*Your objective*: Could you write out every record below exactly, leaving out any pictures?

*Given records*:

▬▬▬▬▬▬

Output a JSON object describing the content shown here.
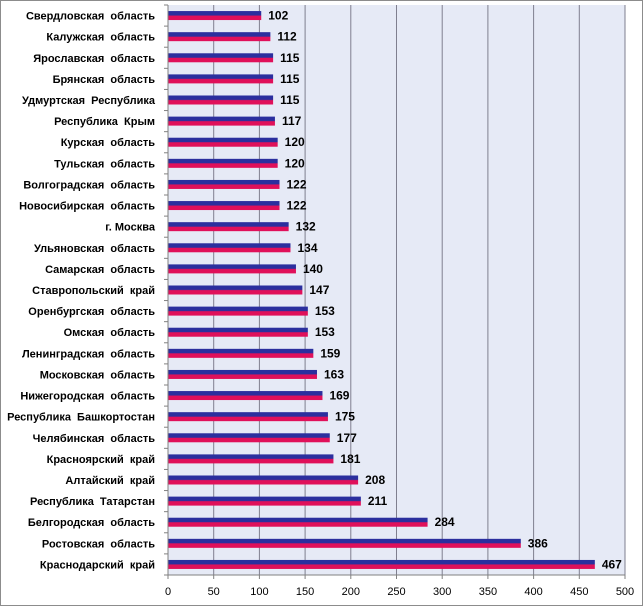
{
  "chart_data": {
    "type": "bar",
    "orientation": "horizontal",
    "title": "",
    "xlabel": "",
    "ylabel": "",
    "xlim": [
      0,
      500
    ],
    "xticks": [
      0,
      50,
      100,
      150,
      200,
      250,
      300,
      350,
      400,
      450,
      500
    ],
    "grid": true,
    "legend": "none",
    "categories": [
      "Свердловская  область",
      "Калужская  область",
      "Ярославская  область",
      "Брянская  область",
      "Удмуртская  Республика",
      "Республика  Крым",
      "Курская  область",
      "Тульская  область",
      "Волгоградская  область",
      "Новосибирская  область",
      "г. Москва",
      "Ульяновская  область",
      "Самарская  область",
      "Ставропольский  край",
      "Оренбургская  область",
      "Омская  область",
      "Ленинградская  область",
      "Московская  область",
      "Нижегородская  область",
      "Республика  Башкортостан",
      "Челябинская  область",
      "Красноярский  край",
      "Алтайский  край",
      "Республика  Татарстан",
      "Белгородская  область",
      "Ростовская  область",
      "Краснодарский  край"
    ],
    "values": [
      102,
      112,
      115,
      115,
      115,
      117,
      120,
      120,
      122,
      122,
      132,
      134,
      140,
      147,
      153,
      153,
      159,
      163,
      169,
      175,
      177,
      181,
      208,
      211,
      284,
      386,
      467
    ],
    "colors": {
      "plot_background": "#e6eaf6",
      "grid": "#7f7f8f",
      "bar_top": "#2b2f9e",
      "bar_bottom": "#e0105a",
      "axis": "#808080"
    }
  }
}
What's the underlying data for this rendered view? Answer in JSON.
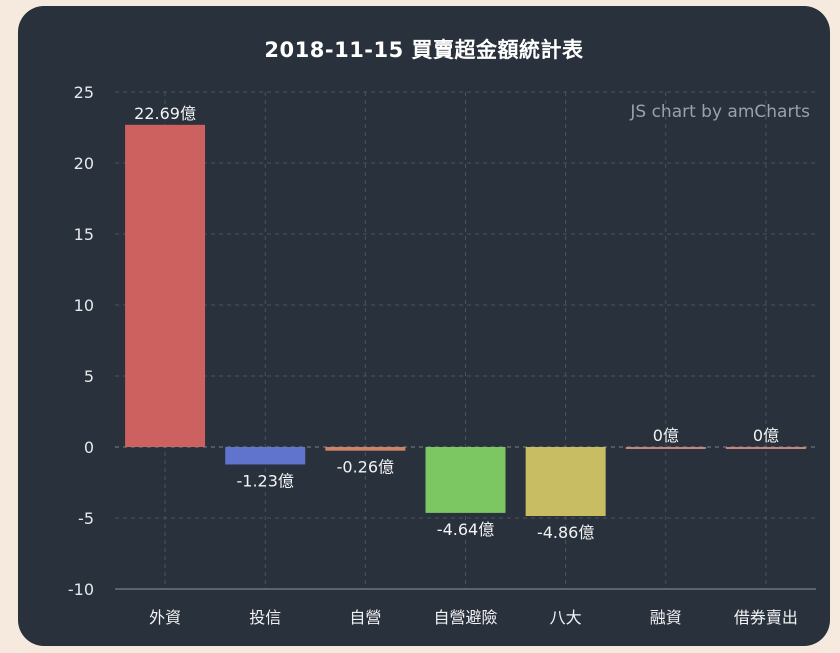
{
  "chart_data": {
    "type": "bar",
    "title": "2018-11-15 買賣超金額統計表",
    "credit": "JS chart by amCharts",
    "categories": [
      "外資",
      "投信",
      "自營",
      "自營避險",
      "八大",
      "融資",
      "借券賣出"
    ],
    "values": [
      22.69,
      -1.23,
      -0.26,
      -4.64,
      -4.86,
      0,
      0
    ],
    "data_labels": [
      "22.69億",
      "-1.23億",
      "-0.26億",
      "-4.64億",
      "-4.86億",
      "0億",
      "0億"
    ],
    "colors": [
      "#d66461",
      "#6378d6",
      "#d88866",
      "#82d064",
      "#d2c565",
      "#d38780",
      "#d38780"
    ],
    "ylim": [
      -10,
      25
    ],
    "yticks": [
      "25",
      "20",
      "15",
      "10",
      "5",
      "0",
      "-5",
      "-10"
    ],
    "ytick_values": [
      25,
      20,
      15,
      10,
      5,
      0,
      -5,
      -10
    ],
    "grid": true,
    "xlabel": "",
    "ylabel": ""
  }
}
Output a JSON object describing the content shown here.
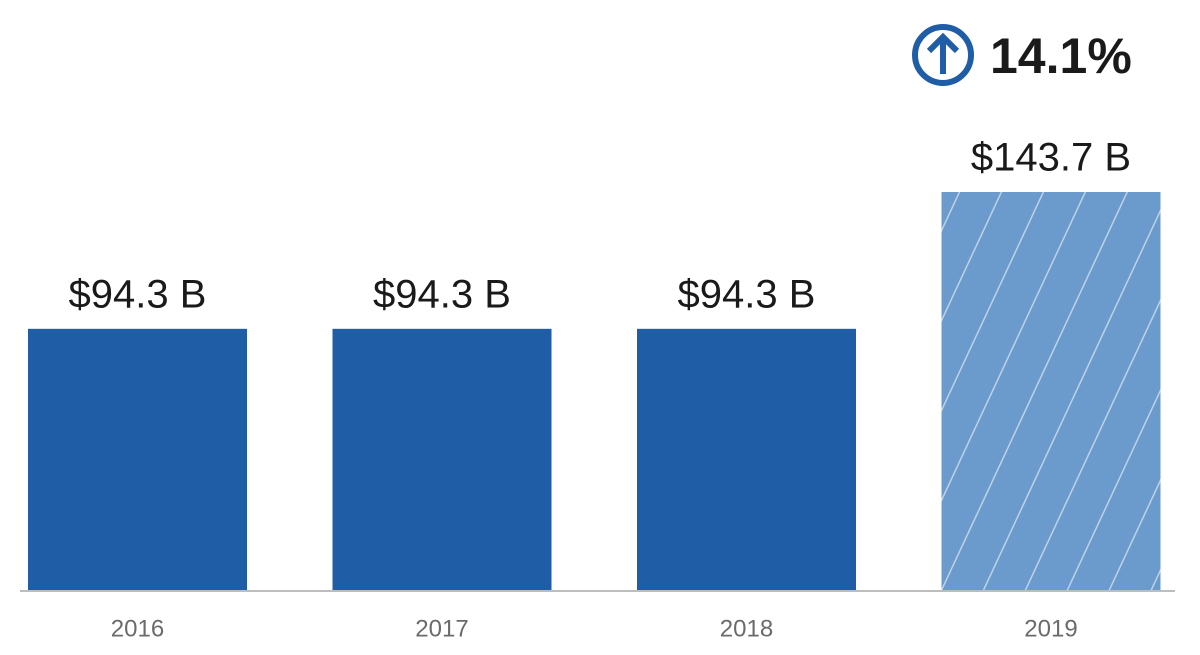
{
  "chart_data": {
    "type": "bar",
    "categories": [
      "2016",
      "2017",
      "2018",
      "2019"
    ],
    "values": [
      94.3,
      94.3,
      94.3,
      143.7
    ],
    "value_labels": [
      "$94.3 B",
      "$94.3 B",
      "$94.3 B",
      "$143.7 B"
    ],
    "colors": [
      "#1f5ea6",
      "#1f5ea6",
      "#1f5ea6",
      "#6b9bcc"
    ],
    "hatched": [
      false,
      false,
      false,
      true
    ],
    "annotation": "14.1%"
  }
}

▬▬▬▬▬▬

*Output*:
Output a JSON object describing the content shown here.
{
  "chart_data": {
    "type": "bar",
    "orientation": "horizontal",
    "title": "",
    "xlabel": "",
    "ylabel": "",
    "xlim": [
      0,
      500
    ],
    "xticks": [
      0,
      50,
      100,
      150,
      200,
      250,
      300,
      350,
      400,
      450,
      500
    ],
    "grid": true,
    "legend": "none",
    "categories": [
      "Свердловская  область",
      "Калужская  область",
      "Ярославская  область",
      "Брянская  область",
      "Удмуртская  Республика",
      "Республика  Крым",
      "Курская  область",
      "Тульская  область",
      "Волгоградская  область",
      "Новосибирская  область",
      "г. Москва",
      "Ульяновская  область",
      "Самарская  область",
      "Ставропольский  край",
      "Оренбургская  область",
      "Омская  область",
      "Ленинградская  область",
      "Московская  область",
      "Нижегородская  область",
      "Республика  Башкортостан",
      "Челябинская  область",
      "Красноярский  край",
      "Алтайский  край",
      "Республика  Татарстан",
      "Белгородская  область",
      "Ростовская  область",
      "Краснодарский  край"
    ],
    "values": [
      102,
      112,
      115,
      115,
      115,
      117,
      120,
      120,
      122,
      122,
      132,
      134,
      140,
      147,
      153,
      153,
      159,
      163,
      169,
      175,
      177,
      181,
      208,
      211,
      284,
      386,
      467
    ],
    "colors": {
      "plot_background": "#e6eaf6",
      "grid": "#7f7f8f",
      "bar_top": "#2b2f9e",
      "bar_bottom": "#e0105a",
      "axis": "#808080"
    }
  }
}
What's the underlying data for this rendered view? Answer in JSON.
{
  "chart_data": {
    "type": "bar",
    "title": "2018-11-15 買賣超金額統計表",
    "credit": "JS chart by amCharts",
    "categories": [
      "外資",
      "投信",
      "自營",
      "自營避險",
      "八大",
      "融資",
      "借券賣出"
    ],
    "values": [
      22.69,
      -1.23,
      -0.26,
      -4.64,
      -4.86,
      0,
      0
    ],
    "data_labels": [
      "22.69億",
      "-1.23億",
      "-0.26億",
      "-4.64億",
      "-4.86億",
      "0億",
      "0億"
    ],
    "colors": [
      "#d66461",
      "#6378d6",
      "#d88866",
      "#82d064",
      "#d2c565",
      "#d38780",
      "#d38780"
    ],
    "ylim": [
      -10,
      25
    ],
    "yticks": [
      "25",
      "20",
      "15",
      "10",
      "5",
      "0",
      "-5",
      "-10"
    ],
    "ytick_values": [
      25,
      20,
      15,
      10,
      5,
      0,
      -5,
      -10
    ],
    "grid": true,
    "xlabel": "",
    "ylabel": ""
  }
}
Output a JSON object describing the content shown here.
{
  "chart_data": {
    "type": "bar",
    "categories": [
      "2016",
      "2017",
      "2018",
      "2019"
    ],
    "values": [
      94.3,
      94.3,
      94.3,
      143.7
    ],
    "value_labels": [
      "$94.3 B",
      "$94.3 B",
      "$94.3 B",
      "$143.7 B"
    ],
    "colors": [
      "#1f5ea6",
      "#1f5ea6",
      "#1f5ea6",
      "#6b9bcc"
    ],
    "hatched": [
      false,
      false,
      false,
      true
    ],
    "annotation": "14.1%"
  }
}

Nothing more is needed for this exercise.